## START Source records

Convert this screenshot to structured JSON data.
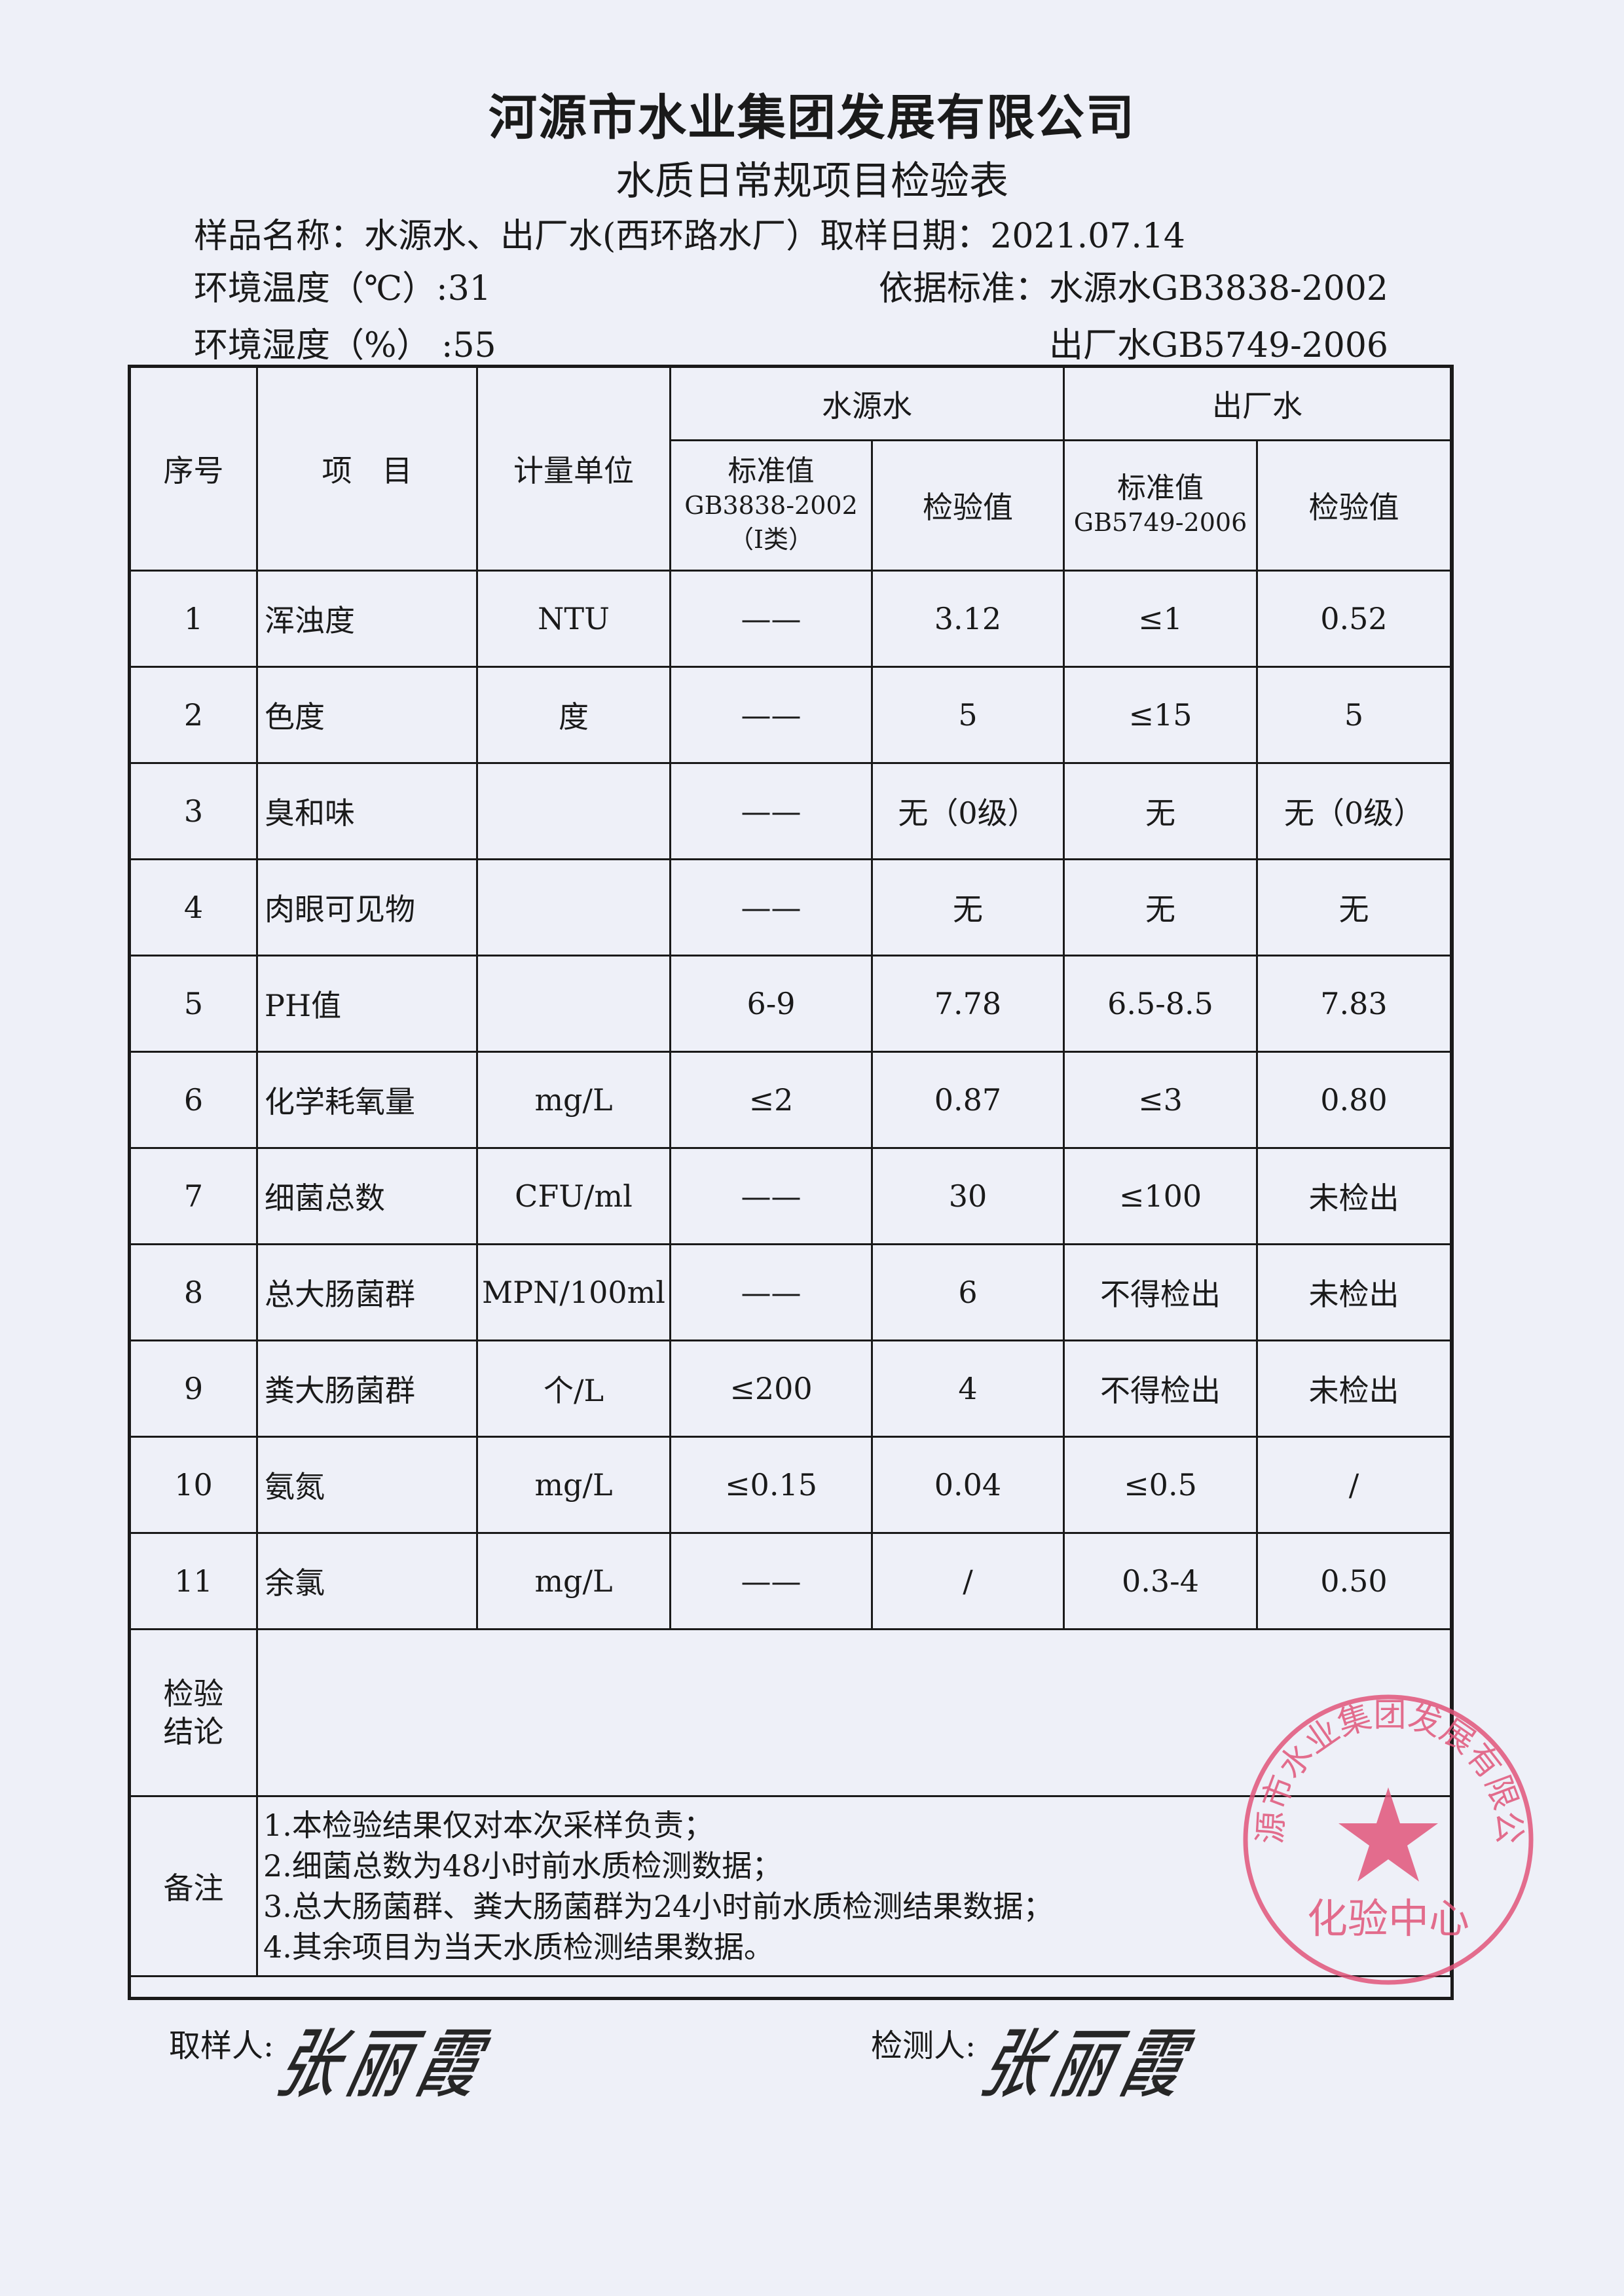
{
  "header": {
    "company": "河源市水业集团发展有限公司",
    "form_title": "水质日常规项目检验表",
    "sample_name": "样品名称：水源水、出厂水(西环路水厂）取样日期：2021.07.14",
    "temperature": "环境温度（℃）:31",
    "humidity": "环境湿度（%） :55",
    "standard_line1": "依据标准：水源水GB3838-2002",
    "standard_line2": "出厂水GB5749-2006"
  },
  "table": {
    "headers": {
      "no": "序号",
      "item": "项　目",
      "unit": "计量单位",
      "source_water": "水源水",
      "finished_water": "出厂水",
      "source_std_1": "标准值",
      "source_std_2": "GB3838-2002",
      "source_std_3": "（Ⅰ类）",
      "source_val": "检验值",
      "finished_std_1": "标准值",
      "finished_std_2": "GB5749-2006",
      "finished_val": "检验值"
    },
    "rows": [
      {
        "no": "1",
        "item": "浑浊度",
        "unit": "NTU",
        "src_std": "——",
        "src_val": "3.12",
        "fin_std": "≤1",
        "fin_val": "0.52"
      },
      {
        "no": "2",
        "item": "色度",
        "unit": "度",
        "src_std": "——",
        "src_val": "5",
        "fin_std": "≤15",
        "fin_val": "5"
      },
      {
        "no": "3",
        "item": "臭和味",
        "unit": "",
        "src_std": "——",
        "src_val": "无（0级）",
        "fin_std": "无",
        "fin_val": "无（0级）"
      },
      {
        "no": "4",
        "item": "肉眼可见物",
        "unit": "",
        "src_std": "——",
        "src_val": "无",
        "fin_std": "无",
        "fin_val": "无"
      },
      {
        "no": "5",
        "item": "PH值",
        "unit": "",
        "src_std": "6-9",
        "src_val": "7.78",
        "fin_std": "6.5-8.5",
        "fin_val": "7.83"
      },
      {
        "no": "6",
        "item": "化学耗氧量",
        "unit": "mg/L",
        "src_std": "≤2",
        "src_val": "0.87",
        "fin_std": "≤3",
        "fin_val": "0.80"
      },
      {
        "no": "7",
        "item": "细菌总数",
        "unit": "CFU/ml",
        "src_std": "——",
        "src_val": "30",
        "fin_std": "≤100",
        "fin_val": "未检出"
      },
      {
        "no": "8",
        "item": "总大肠菌群",
        "unit": "MPN/100ml",
        "src_std": "——",
        "src_val": "6",
        "fin_std": "不得检出",
        "fin_val": "未检出"
      },
      {
        "no": "9",
        "item": "粪大肠菌群",
        "unit": "个/L",
        "src_std": "≤200",
        "src_val": "4",
        "fin_std": "不得检出",
        "fin_val": "未检出"
      },
      {
        "no": "10",
        "item": "氨氮",
        "unit": "mg/L",
        "src_std": "≤0.15",
        "src_val": "0.04",
        "fin_std": "≤0.5",
        "fin_val": "/"
      },
      {
        "no": "11",
        "item": "余氯",
        "unit": "mg/L",
        "src_std": "——",
        "src_val": "/",
        "fin_std": "0.3-4",
        "fin_val": "0.50"
      }
    ],
    "conclusion_label_1": "检验",
    "conclusion_label_2": "结论",
    "conclusion": "",
    "remarks_label": "备注",
    "remarks": [
      "1.本检验结果仅对本次采样负责；",
      "2.细菌总数为48小时前水质检测数据；",
      "3.总大肠菌群、粪大肠菌群为24小时前水质检测结果数据；",
      "4.其余项目为当天水质检测结果数据。"
    ]
  },
  "footer": {
    "sampler_label": "取样人:",
    "tester_label": "检测人:",
    "sampler_signature": "张丽霞",
    "tester_signature": "张丽霞"
  },
  "stamp": {
    "ring_text": "河源市水业集团发展有限公司",
    "center_text": "化验中心",
    "color": "#e0557a"
  }
}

## END Source records

Work to be completed
How many lines in the listing contain "河源市水业集团发展有限公司"? Answer with the number alone.

Task result
2